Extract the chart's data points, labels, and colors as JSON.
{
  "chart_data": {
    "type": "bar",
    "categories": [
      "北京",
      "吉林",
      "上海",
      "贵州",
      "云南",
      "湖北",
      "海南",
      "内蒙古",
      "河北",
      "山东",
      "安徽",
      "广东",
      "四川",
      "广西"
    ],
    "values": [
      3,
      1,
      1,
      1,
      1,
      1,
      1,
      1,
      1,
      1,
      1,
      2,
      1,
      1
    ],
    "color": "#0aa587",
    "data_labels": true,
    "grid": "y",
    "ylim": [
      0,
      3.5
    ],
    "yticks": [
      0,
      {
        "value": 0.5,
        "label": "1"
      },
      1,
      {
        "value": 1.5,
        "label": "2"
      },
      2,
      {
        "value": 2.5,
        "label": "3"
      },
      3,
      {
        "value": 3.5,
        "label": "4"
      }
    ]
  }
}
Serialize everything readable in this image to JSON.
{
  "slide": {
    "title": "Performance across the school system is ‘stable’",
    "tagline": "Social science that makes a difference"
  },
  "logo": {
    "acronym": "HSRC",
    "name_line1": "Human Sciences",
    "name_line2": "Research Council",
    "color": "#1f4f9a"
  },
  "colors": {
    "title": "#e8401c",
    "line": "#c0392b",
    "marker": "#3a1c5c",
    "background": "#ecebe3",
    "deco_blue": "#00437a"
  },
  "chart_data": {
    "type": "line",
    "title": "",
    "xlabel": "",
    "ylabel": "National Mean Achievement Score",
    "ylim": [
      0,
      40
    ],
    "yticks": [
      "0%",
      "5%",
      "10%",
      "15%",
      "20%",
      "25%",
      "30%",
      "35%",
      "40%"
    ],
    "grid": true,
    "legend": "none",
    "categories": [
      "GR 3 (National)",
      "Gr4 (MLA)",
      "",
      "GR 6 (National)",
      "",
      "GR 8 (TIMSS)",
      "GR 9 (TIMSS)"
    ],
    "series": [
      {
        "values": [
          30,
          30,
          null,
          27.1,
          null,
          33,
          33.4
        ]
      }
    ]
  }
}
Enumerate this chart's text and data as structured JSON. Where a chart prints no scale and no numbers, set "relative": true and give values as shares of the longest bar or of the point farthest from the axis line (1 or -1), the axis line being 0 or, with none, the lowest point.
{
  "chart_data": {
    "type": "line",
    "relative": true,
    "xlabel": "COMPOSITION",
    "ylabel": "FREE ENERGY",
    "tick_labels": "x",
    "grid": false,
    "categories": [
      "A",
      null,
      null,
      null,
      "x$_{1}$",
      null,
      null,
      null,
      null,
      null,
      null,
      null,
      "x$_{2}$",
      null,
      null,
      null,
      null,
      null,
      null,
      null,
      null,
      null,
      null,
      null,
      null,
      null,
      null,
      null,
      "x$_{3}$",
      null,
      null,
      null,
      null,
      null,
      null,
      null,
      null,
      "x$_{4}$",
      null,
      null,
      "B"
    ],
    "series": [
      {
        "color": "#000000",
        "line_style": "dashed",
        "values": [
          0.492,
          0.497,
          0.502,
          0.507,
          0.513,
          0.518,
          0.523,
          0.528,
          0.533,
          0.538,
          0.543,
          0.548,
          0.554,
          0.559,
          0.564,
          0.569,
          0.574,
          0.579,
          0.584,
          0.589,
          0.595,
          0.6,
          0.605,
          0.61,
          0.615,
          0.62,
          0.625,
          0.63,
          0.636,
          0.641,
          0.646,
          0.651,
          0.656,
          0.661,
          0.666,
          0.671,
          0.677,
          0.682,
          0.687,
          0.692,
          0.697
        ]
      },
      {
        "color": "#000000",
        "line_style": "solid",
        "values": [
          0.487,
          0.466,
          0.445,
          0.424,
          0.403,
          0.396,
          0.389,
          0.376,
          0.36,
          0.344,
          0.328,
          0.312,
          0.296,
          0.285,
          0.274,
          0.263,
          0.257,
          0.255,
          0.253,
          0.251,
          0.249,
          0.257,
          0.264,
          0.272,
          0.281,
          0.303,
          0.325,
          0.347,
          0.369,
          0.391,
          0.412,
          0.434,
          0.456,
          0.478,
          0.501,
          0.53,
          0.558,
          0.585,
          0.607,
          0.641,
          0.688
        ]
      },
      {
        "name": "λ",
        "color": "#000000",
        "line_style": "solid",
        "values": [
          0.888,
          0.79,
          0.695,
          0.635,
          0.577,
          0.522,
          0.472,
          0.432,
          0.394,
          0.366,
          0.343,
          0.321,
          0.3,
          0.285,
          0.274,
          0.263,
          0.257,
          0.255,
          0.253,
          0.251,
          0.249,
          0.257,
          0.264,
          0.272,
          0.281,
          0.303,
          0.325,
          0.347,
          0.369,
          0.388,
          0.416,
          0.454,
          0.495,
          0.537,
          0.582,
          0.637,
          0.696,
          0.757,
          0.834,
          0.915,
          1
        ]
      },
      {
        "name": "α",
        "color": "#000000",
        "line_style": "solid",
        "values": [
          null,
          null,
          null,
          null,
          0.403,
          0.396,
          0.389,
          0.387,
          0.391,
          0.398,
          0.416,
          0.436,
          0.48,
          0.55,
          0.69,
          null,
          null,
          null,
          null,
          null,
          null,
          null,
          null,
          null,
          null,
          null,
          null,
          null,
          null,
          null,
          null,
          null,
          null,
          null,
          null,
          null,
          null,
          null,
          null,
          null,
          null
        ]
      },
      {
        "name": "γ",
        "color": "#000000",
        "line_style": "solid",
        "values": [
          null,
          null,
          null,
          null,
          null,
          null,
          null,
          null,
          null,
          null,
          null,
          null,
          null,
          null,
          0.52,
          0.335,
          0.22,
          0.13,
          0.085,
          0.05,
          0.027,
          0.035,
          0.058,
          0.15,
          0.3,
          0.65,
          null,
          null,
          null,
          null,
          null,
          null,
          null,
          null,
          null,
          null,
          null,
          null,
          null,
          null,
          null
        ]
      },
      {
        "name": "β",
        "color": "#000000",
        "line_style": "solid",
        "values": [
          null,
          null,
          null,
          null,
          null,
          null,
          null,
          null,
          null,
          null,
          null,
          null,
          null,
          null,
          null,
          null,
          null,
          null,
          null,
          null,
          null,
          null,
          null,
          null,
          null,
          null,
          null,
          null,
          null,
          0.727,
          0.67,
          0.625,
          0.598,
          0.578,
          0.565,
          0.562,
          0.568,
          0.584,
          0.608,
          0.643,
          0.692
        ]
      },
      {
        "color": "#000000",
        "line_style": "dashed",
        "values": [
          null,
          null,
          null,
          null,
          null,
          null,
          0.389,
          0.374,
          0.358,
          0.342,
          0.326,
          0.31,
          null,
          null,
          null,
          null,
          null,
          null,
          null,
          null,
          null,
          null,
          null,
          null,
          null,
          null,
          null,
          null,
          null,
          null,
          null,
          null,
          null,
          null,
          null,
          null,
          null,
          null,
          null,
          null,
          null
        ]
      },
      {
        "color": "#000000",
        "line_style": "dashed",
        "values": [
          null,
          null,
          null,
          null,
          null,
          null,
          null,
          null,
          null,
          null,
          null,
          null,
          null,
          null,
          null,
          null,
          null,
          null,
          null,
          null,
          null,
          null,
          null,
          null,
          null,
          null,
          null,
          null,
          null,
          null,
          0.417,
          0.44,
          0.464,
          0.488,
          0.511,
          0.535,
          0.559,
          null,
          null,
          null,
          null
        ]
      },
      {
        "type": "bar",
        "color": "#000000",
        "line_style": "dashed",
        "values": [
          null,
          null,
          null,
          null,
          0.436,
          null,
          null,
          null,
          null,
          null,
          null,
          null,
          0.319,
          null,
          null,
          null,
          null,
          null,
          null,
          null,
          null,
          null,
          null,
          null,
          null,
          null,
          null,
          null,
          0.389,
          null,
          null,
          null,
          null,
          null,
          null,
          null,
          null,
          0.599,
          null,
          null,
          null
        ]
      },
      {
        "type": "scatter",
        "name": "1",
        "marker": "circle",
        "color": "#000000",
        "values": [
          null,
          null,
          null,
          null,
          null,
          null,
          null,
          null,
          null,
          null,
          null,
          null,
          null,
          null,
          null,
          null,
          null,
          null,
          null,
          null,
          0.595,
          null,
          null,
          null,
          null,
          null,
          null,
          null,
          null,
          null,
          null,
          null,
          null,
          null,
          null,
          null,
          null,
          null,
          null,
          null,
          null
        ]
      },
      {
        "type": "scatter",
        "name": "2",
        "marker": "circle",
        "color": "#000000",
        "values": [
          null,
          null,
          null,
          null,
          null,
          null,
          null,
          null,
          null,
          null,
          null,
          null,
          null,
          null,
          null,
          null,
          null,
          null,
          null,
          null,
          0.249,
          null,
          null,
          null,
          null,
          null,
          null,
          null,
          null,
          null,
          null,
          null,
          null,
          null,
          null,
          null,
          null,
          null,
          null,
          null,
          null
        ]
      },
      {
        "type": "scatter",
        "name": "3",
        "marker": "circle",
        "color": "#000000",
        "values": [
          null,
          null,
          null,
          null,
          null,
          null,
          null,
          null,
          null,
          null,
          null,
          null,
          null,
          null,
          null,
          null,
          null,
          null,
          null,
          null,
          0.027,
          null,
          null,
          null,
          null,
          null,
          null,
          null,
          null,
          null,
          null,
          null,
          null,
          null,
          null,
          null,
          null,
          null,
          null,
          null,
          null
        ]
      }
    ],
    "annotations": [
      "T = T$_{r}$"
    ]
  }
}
——
Pick every line with "ylabel" in it and copy it.

== Reply to the task ==
    "ylabel": "National Mean Achievement Score",
    "ylabel": "FREE ENERGY",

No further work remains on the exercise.